### Task description
Using the listing below, extract each line that has the word "value" in it.

### Supplied material

........

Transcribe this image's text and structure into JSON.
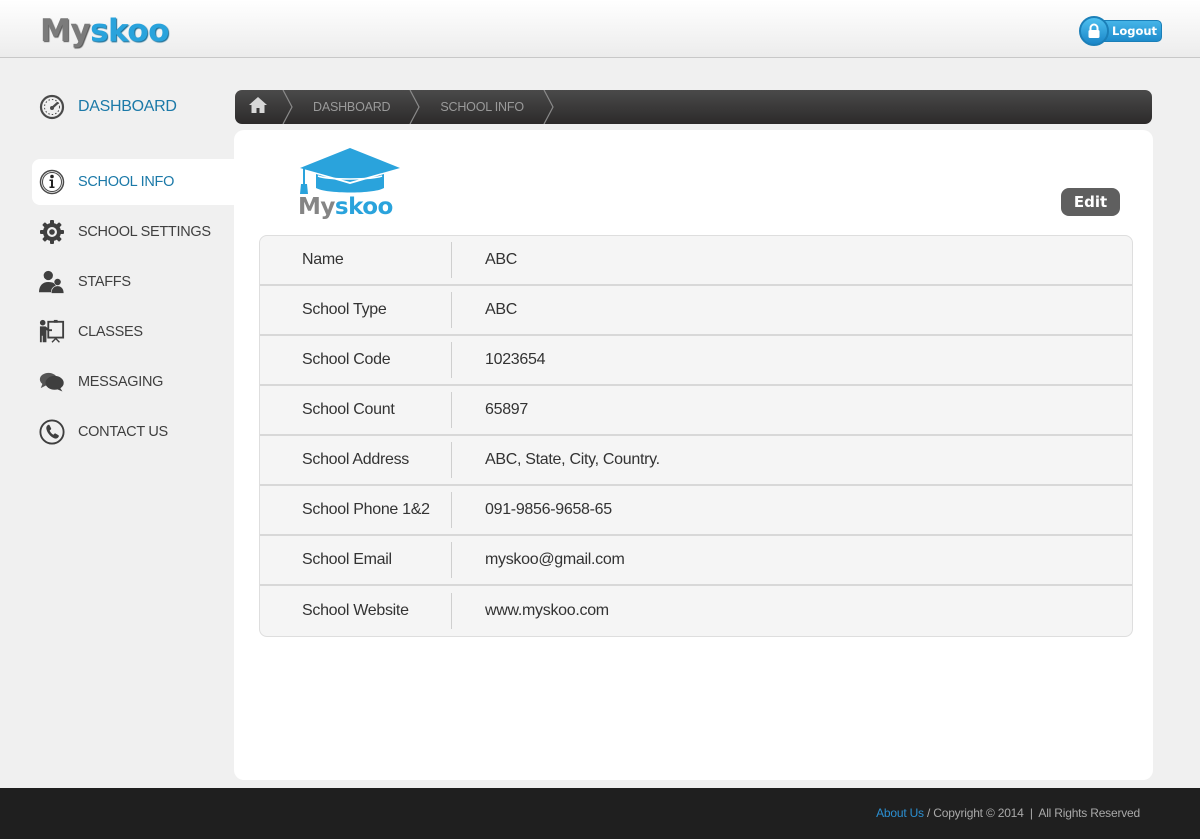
{
  "header": {
    "logo": {
      "part1": "My",
      "part2": "skoo"
    },
    "logout_label": "Logout"
  },
  "sidebar": {
    "items": [
      {
        "label": "DASHBOARD",
        "icon": "dashboard-gauge-icon"
      },
      {
        "label": "SCHOOL INFO",
        "icon": "info-icon",
        "active": true
      },
      {
        "label": "SCHOOL SETTINGS",
        "icon": "gear-icon"
      },
      {
        "label": "STAFFS",
        "icon": "users-icon"
      },
      {
        "label": "CLASSES",
        "icon": "teacher-board-icon"
      },
      {
        "label": "MESSAGING",
        "icon": "chat-bubbles-icon"
      },
      {
        "label": "CONTACT US",
        "icon": "phone-icon"
      }
    ]
  },
  "breadcrumb": {
    "home_icon": "home-icon",
    "items": [
      "DASHBOARD",
      "SCHOOL INFO"
    ]
  },
  "main": {
    "school_logo": {
      "part1": "My",
      "part2": "skoo",
      "icon": "graduation-cap-icon"
    },
    "edit_label": "Edit",
    "fields": [
      {
        "label": "Name",
        "value": "ABC"
      },
      {
        "label": "School Type",
        "value": "ABC"
      },
      {
        "label": "School Code",
        "value": "1023654"
      },
      {
        "label": "School Count",
        "value": "65897"
      },
      {
        "label": "School Address",
        "value": "ABC, State, City, Country."
      },
      {
        "label": "School Phone 1&2",
        "value": "091-9856-9658-65"
      },
      {
        "label": "School Email",
        "value": "myskoo@gmail.com"
      },
      {
        "label": "School Website",
        "value": "www.myskoo.com"
      }
    ]
  },
  "footer": {
    "about_label": "About Us",
    "copyright": " / Copyright © 2014  |  All Rights Reserved"
  },
  "colors": {
    "accent": "#29a3dc",
    "nav_active_text": "#1b79a8",
    "footer_bg": "#1f1f1f",
    "edit_button": "#5f5f5f"
  }
}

........

### The reply
        "value": "ABC"
        "value": "ABC"
        "value": "1023654"
        "value": "65897"
        "value": "ABC, State, City, Country."
        "value": "091-9856-9658-65"
        "value": "myskoo@gmail.com"
        "value": "www.myskoo.com"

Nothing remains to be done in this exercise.